# EXERCISE
Pick every line from the data that holds the word "sizes".

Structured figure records

· · · · ·

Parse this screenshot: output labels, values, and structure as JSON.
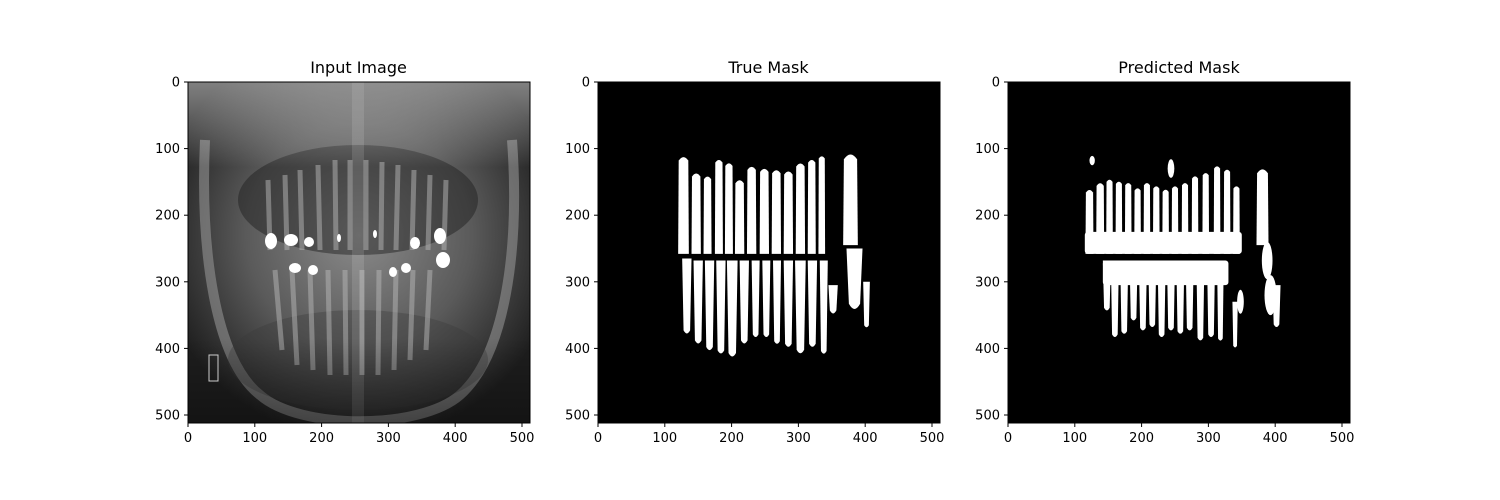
{
  "chart_data": [
    {
      "type": "heatmap",
      "title": "Input Image",
      "content": "grayscale",
      "x_ticks": [
        0,
        100,
        200,
        300,
        400,
        500
      ],
      "y_ticks": [
        0,
        100,
        200,
        300,
        400,
        500
      ],
      "xlim": [
        0,
        512
      ],
      "ylim": [
        512,
        0
      ]
    },
    {
      "type": "heatmap",
      "title": "True Mask",
      "content": "binary mask",
      "x_ticks": [
        0,
        100,
        200,
        300,
        400,
        500
      ],
      "y_ticks": [
        0,
        100,
        200,
        300,
        400,
        500
      ],
      "xlim": [
        0,
        512
      ],
      "ylim": [
        512,
        0
      ],
      "mask_color": "#ffffff",
      "background_color": "#000000",
      "upper_teeth": [
        {
          "x": 128,
          "top": 110,
          "bottom": 258,
          "w": 16
        },
        {
          "x": 147,
          "top": 135,
          "bottom": 258,
          "w": 14
        },
        {
          "x": 164,
          "top": 140,
          "bottom": 258,
          "w": 12
        },
        {
          "x": 181,
          "top": 115,
          "bottom": 258,
          "w": 12
        },
        {
          "x": 196,
          "top": 120,
          "bottom": 258,
          "w": 12
        },
        {
          "x": 212,
          "top": 145,
          "bottom": 258,
          "w": 14
        },
        {
          "x": 230,
          "top": 125,
          "bottom": 258,
          "w": 14
        },
        {
          "x": 249,
          "top": 128,
          "bottom": 258,
          "w": 14
        },
        {
          "x": 267,
          "top": 130,
          "bottom": 258,
          "w": 14
        },
        {
          "x": 285,
          "top": 132,
          "bottom": 258,
          "w": 14
        },
        {
          "x": 303,
          "top": 120,
          "bottom": 258,
          "w": 14
        },
        {
          "x": 320,
          "top": 115,
          "bottom": 258,
          "w": 12
        },
        {
          "x": 335,
          "top": 110,
          "bottom": 258,
          "w": 10
        },
        {
          "x": 378,
          "top": 105,
          "bottom": 245,
          "w": 22
        }
      ],
      "lower_teeth": [
        {
          "x": 133,
          "top": 265,
          "bottom": 380,
          "w": 14
        },
        {
          "x": 150,
          "top": 268,
          "bottom": 395,
          "w": 14
        },
        {
          "x": 167,
          "top": 268,
          "bottom": 405,
          "w": 14
        },
        {
          "x": 184,
          "top": 268,
          "bottom": 410,
          "w": 14
        },
        {
          "x": 201,
          "top": 268,
          "bottom": 415,
          "w": 16
        },
        {
          "x": 219,
          "top": 268,
          "bottom": 395,
          "w": 14
        },
        {
          "x": 236,
          "top": 268,
          "bottom": 385,
          "w": 12
        },
        {
          "x": 252,
          "top": 268,
          "bottom": 385,
          "w": 12
        },
        {
          "x": 268,
          "top": 268,
          "bottom": 395,
          "w": 12
        },
        {
          "x": 285,
          "top": 268,
          "bottom": 400,
          "w": 14
        },
        {
          "x": 303,
          "top": 268,
          "bottom": 410,
          "w": 16
        },
        {
          "x": 321,
          "top": 268,
          "bottom": 400,
          "w": 14
        },
        {
          "x": 338,
          "top": 268,
          "bottom": 410,
          "w": 12
        },
        {
          "x": 352,
          "top": 305,
          "bottom": 350,
          "w": 14
        },
        {
          "x": 384,
          "top": 250,
          "bottom": 345,
          "w": 24
        },
        {
          "x": 402,
          "top": 300,
          "bottom": 370,
          "w": 10
        }
      ]
    },
    {
      "type": "heatmap",
      "title": "Predicted Mask",
      "content": "binary mask",
      "x_ticks": [
        0,
        100,
        200,
        300,
        400,
        500
      ],
      "y_ticks": [
        0,
        100,
        200,
        300,
        400,
        500
      ],
      "xlim": [
        0,
        512
      ],
      "ylim": [
        512,
        0
      ],
      "mask_color": "#ffffff",
      "background_color": "#000000",
      "upper_band": {
        "x0": 115,
        "x1": 350,
        "top": 225,
        "bottom": 258
      },
      "upper_teeth": [
        {
          "x": 122,
          "top": 160,
          "bottom": 258,
          "w": 12
        },
        {
          "x": 138,
          "top": 150,
          "bottom": 258,
          "w": 12
        },
        {
          "x": 152,
          "top": 145,
          "bottom": 258,
          "w": 10
        },
        {
          "x": 166,
          "top": 148,
          "bottom": 258,
          "w": 10
        },
        {
          "x": 180,
          "top": 150,
          "bottom": 258,
          "w": 10
        },
        {
          "x": 194,
          "top": 158,
          "bottom": 258,
          "w": 10
        },
        {
          "x": 208,
          "top": 150,
          "bottom": 258,
          "w": 10
        },
        {
          "x": 222,
          "top": 155,
          "bottom": 258,
          "w": 10
        },
        {
          "x": 236,
          "top": 160,
          "bottom": 258,
          "w": 10
        },
        {
          "x": 250,
          "top": 155,
          "bottom": 258,
          "w": 10
        },
        {
          "x": 265,
          "top": 150,
          "bottom": 258,
          "w": 10
        },
        {
          "x": 280,
          "top": 140,
          "bottom": 258,
          "w": 10
        },
        {
          "x": 296,
          "top": 135,
          "bottom": 258,
          "w": 10
        },
        {
          "x": 313,
          "top": 125,
          "bottom": 258,
          "w": 10
        },
        {
          "x": 328,
          "top": 130,
          "bottom": 258,
          "w": 10
        },
        {
          "x": 342,
          "top": 155,
          "bottom": 258,
          "w": 10
        },
        {
          "x": 381,
          "top": 128,
          "bottom": 245,
          "w": 18
        }
      ],
      "blobs": [
        {
          "x": 126,
          "y": 118,
          "rx": 4,
          "ry": 7
        },
        {
          "x": 244,
          "y": 130,
          "rx": 5,
          "ry": 14
        },
        {
          "x": 388,
          "y": 268,
          "rx": 8,
          "ry": 28
        },
        {
          "x": 393,
          "y": 320,
          "rx": 9,
          "ry": 30
        },
        {
          "x": 348,
          "y": 330,
          "rx": 5,
          "ry": 18
        }
      ],
      "lower_band": {
        "x0": 142,
        "x1": 330,
        "top": 268,
        "bottom": 305
      },
      "lower_teeth": [
        {
          "x": 148,
          "top": 268,
          "bottom": 345,
          "w": 12
        },
        {
          "x": 160,
          "top": 268,
          "bottom": 385,
          "w": 12
        },
        {
          "x": 174,
          "top": 268,
          "bottom": 380,
          "w": 12
        },
        {
          "x": 188,
          "top": 268,
          "bottom": 360,
          "w": 12
        },
        {
          "x": 202,
          "top": 268,
          "bottom": 375,
          "w": 12
        },
        {
          "x": 216,
          "top": 268,
          "bottom": 370,
          "w": 12
        },
        {
          "x": 230,
          "top": 268,
          "bottom": 385,
          "w": 12
        },
        {
          "x": 244,
          "top": 268,
          "bottom": 375,
          "w": 12
        },
        {
          "x": 258,
          "top": 268,
          "bottom": 380,
          "w": 12
        },
        {
          "x": 272,
          "top": 268,
          "bottom": 375,
          "w": 12
        },
        {
          "x": 288,
          "top": 268,
          "bottom": 390,
          "w": 12
        },
        {
          "x": 304,
          "top": 268,
          "bottom": 385,
          "w": 12
        },
        {
          "x": 318,
          "top": 268,
          "bottom": 390,
          "w": 10
        },
        {
          "x": 340,
          "top": 330,
          "bottom": 400,
          "w": 8
        },
        {
          "x": 402,
          "top": 305,
          "bottom": 370,
          "w": 12
        }
      ]
    }
  ]
}
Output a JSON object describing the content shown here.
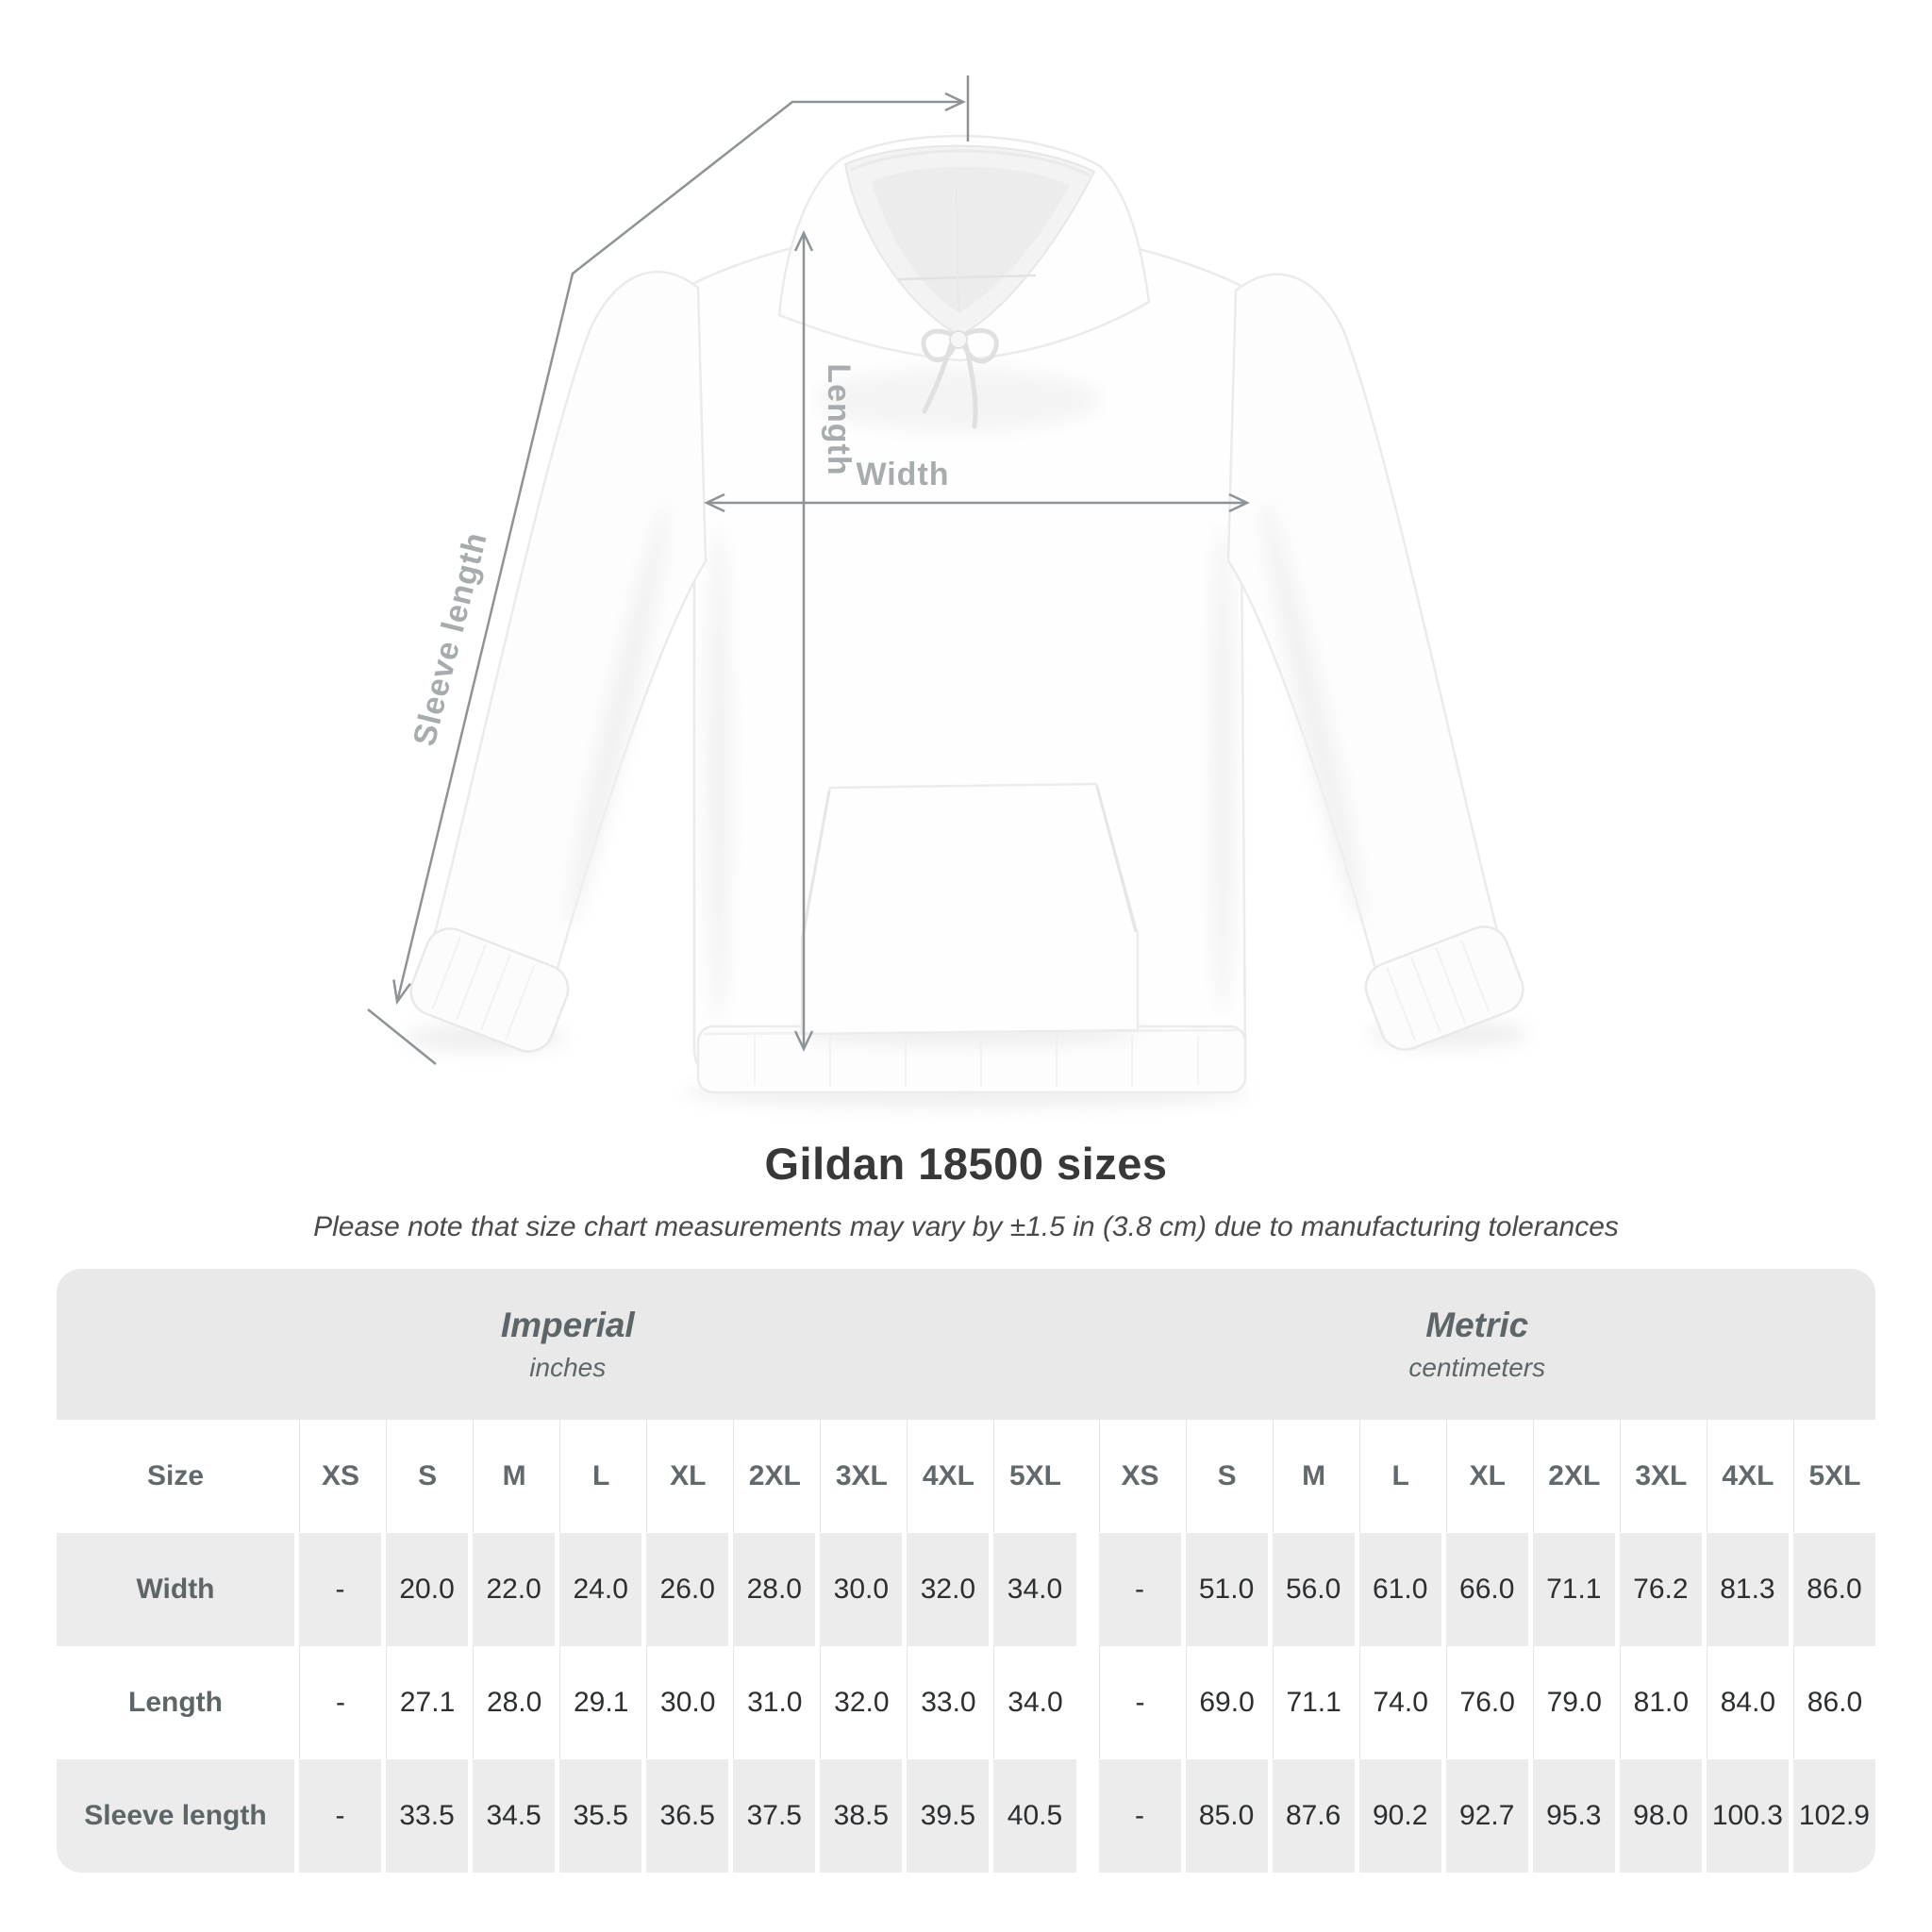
{
  "title": "Gildan 18500 sizes",
  "subtitle": "Please note that size chart measurements may vary by ±1.5 in (3.8 cm) due to manufacturing tolerances",
  "diagram": {
    "sleeve_length_label": "Sleeve length",
    "length_label": "Length",
    "width_label": "Width"
  },
  "table": {
    "size_header": "Size",
    "groups": [
      {
        "label": "Imperial",
        "sublabel": "inches"
      },
      {
        "label": "Metric",
        "sublabel": "centimeters"
      }
    ],
    "sizes": [
      "XS",
      "S",
      "M",
      "L",
      "XL",
      "2XL",
      "3XL",
      "4XL",
      "5XL"
    ],
    "rows": [
      {
        "label": "Width",
        "imperial": [
          "-",
          "20.0",
          "22.0",
          "24.0",
          "26.0",
          "28.0",
          "30.0",
          "32.0",
          "34.0"
        ],
        "metric": [
          "-",
          "51.0",
          "56.0",
          "61.0",
          "66.0",
          "71.1",
          "76.2",
          "81.3",
          "86.0"
        ]
      },
      {
        "label": "Length",
        "imperial": [
          "-",
          "27.1",
          "28.0",
          "29.1",
          "30.0",
          "31.0",
          "32.0",
          "33.0",
          "34.0"
        ],
        "metric": [
          "-",
          "69.0",
          "71.1",
          "74.0",
          "76.0",
          "79.0",
          "81.0",
          "84.0",
          "86.0"
        ]
      },
      {
        "label": "Sleeve length",
        "imperial": [
          "-",
          "33.5",
          "34.5",
          "35.5",
          "36.5",
          "37.5",
          "38.5",
          "39.5",
          "40.5"
        ],
        "metric": [
          "-",
          "85.0",
          "87.6",
          "90.2",
          "92.7",
          "95.3",
          "98.0",
          "100.3",
          "102.9"
        ]
      }
    ]
  },
  "colors": {
    "header_band": "#e9e9e9",
    "row_gray": "#ececec",
    "measure_line": "#8e9397",
    "measure_label": "#a7acaf",
    "title_text": "#383838",
    "subtitle_text": "#4a4a4a",
    "header_text": "#5d6569",
    "value_text": "#2c2f31"
  },
  "chart_data": {
    "type": "table",
    "title": "Gildan 18500 sizes",
    "tolerance_note": "±1.5 in (3.8 cm)",
    "columns": [
      "XS",
      "S",
      "M",
      "L",
      "XL",
      "2XL",
      "3XL",
      "4XL",
      "5XL"
    ],
    "units": [
      "inches",
      "centimeters"
    ],
    "rows": [
      {
        "measurement": "Width",
        "inches": [
          null,
          20.0,
          22.0,
          24.0,
          26.0,
          28.0,
          30.0,
          32.0,
          34.0
        ],
        "centimeters": [
          null,
          51.0,
          56.0,
          61.0,
          66.0,
          71.1,
          76.2,
          81.3,
          86.0
        ]
      },
      {
        "measurement": "Length",
        "inches": [
          null,
          27.1,
          28.0,
          29.1,
          30.0,
          31.0,
          32.0,
          33.0,
          34.0
        ],
        "centimeters": [
          null,
          69.0,
          71.1,
          74.0,
          76.0,
          79.0,
          81.0,
          84.0,
          86.0
        ]
      },
      {
        "measurement": "Sleeve length",
        "inches": [
          null,
          33.5,
          34.5,
          35.5,
          36.5,
          37.5,
          38.5,
          39.5,
          40.5
        ],
        "centimeters": [
          null,
          85.0,
          87.6,
          90.2,
          92.7,
          95.3,
          98.0,
          100.3,
          102.9
        ]
      }
    ]
  }
}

· · · · ·

# TASK SOLUTION
  "title": "Gildan 18500 sizes",
    "sizes": [
    "title": "Gildan 18500 sizes",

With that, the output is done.